> _Work instructions_:
[1] Transcribe the royal wedding media text between "Lifetime has rushed" and "coming from somewhere.", inclusive.
[2] In the royal wedding media text, what price is listed on Amazon for Hallmark's special DVD package?

Begin Source excerpt

Lifetime has rushed out an original movie dedicated to the couple’s romance, on top of multiple network specials. At least five podcasts dedicated to matters royal have launched since Harry and Meghan went public. There are two Harry and Meghan paper doll books, as well as a coloring book. And thousands upon thousands of journalists from around the world will descend upon Windsor for the main event. The royal wedding has birthed a global media bonanza, and the hoopla is rapidly building to a crescendo. If you talk to somebody involved, you get the impression of nothing so much as a 1990s movie montage, like they can faintly hear the Flashdance music coming from somewhere.

Even the outlets that haven’t launched some royal wedding specific offering are working the marketing angle that fate has generously offered. For instance, I received an email from Netflix PR touting their options in the royal wedding vein; the marketing geniuses at Hallmark have packaged their two original Meghan Markle movies with a third property—Royal Hearts—in a special DVD package, available on Amazon for $9.96. The publisher of Rachel Hawkins’s YA novel Royals, which is about a fictional Scottish royal wedding, sent me a galley packaged with a very cute faux tabloid called “Crown Town” that naturally included Harry and Meghan’s engagement photo.

End Source excerpt
Begin Information shown

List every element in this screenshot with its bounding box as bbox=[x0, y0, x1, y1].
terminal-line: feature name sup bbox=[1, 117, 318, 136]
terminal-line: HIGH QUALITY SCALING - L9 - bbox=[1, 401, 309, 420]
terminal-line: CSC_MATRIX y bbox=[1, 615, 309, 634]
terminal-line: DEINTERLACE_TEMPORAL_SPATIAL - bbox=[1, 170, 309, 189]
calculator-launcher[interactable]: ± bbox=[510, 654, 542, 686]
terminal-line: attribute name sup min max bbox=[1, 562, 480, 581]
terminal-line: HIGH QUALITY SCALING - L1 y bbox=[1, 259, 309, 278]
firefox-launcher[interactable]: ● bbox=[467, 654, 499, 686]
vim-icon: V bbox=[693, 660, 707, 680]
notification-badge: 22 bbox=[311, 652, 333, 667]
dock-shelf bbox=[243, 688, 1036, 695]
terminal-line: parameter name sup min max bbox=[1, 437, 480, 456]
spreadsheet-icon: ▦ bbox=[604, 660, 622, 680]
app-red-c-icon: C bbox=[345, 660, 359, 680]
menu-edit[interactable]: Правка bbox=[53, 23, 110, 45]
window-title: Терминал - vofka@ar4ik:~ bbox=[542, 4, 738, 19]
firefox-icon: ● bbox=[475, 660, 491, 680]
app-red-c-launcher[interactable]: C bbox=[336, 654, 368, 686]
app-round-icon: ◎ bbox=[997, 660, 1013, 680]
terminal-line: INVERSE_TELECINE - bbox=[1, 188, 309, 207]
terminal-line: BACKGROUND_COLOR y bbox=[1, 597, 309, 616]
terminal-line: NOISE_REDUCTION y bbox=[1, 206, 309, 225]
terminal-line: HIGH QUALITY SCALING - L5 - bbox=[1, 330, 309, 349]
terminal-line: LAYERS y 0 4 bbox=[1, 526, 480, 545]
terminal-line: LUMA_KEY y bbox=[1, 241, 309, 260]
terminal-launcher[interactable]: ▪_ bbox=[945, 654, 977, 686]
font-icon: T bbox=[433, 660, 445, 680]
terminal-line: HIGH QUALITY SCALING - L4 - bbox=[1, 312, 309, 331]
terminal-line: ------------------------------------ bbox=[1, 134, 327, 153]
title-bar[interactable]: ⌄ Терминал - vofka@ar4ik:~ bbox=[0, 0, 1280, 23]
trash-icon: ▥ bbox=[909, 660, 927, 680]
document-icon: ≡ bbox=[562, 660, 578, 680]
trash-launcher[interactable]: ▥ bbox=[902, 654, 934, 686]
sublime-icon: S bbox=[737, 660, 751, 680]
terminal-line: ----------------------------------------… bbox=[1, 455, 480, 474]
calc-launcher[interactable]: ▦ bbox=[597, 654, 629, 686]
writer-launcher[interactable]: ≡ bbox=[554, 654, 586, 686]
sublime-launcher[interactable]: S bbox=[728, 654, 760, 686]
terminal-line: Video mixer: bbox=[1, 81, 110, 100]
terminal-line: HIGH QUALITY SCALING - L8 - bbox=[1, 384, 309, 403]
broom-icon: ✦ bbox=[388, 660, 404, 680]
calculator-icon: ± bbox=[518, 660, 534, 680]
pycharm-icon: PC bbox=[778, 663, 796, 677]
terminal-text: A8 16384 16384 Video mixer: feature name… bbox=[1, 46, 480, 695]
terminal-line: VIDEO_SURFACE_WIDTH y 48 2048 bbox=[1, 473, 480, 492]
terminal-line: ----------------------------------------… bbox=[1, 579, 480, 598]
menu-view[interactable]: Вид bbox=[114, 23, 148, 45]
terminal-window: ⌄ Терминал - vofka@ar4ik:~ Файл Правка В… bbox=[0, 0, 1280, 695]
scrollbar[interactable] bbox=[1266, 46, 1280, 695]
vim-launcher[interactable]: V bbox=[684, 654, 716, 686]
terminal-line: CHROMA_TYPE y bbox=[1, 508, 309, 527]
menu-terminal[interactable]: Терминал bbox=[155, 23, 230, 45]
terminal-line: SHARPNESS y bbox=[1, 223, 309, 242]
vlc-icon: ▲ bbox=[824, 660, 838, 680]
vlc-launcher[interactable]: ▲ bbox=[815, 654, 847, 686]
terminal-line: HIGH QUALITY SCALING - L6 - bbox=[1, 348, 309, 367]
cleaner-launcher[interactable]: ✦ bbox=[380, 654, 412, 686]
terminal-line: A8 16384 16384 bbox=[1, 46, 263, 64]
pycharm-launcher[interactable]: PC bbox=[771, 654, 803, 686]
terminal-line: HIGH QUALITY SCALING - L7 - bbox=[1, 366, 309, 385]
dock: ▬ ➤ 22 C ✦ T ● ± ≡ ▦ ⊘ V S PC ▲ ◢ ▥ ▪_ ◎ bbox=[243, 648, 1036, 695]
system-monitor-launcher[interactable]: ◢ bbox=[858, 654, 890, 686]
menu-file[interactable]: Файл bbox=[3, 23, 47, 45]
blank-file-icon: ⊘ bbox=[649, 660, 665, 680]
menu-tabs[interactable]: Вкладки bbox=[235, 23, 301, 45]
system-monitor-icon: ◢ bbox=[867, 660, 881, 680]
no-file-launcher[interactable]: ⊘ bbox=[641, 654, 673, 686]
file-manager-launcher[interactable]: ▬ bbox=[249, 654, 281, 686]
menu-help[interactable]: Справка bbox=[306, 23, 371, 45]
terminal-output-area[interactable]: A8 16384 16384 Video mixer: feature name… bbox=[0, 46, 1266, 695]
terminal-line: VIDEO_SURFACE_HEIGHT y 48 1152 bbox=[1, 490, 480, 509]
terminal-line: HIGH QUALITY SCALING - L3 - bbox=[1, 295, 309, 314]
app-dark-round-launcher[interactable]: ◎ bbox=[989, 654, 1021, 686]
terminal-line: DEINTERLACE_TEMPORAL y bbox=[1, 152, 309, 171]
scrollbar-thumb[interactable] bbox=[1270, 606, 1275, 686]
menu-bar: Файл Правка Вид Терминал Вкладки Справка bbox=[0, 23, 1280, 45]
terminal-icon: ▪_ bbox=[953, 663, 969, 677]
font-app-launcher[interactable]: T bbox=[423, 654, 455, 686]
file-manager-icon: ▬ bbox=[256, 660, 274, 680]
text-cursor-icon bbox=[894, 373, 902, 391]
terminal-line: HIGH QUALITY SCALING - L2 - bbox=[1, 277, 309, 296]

End Information shown

> _Solutions to the exercise_:
[1]
Lifetime has rushed out an original movie dedicated to the couple’s romance, on top of multiple network specials. At least five podcasts dedicated to matters royal have launched since Harry and Meghan went public. There are two Harry and Meghan paper doll books, as well as a coloring book. And thousands upon thousands of journalists from around the world will descend upon Windsor for the main event. The royal wedding has birthed a global media bonanza, and the hoopla is rapidly building to a crescendo. If you talk to somebody involved, you get the impression of nothing so much as a 1990s movie montage, like they can faintly hear the Flashdance music coming from somewhere.

[2] $9.96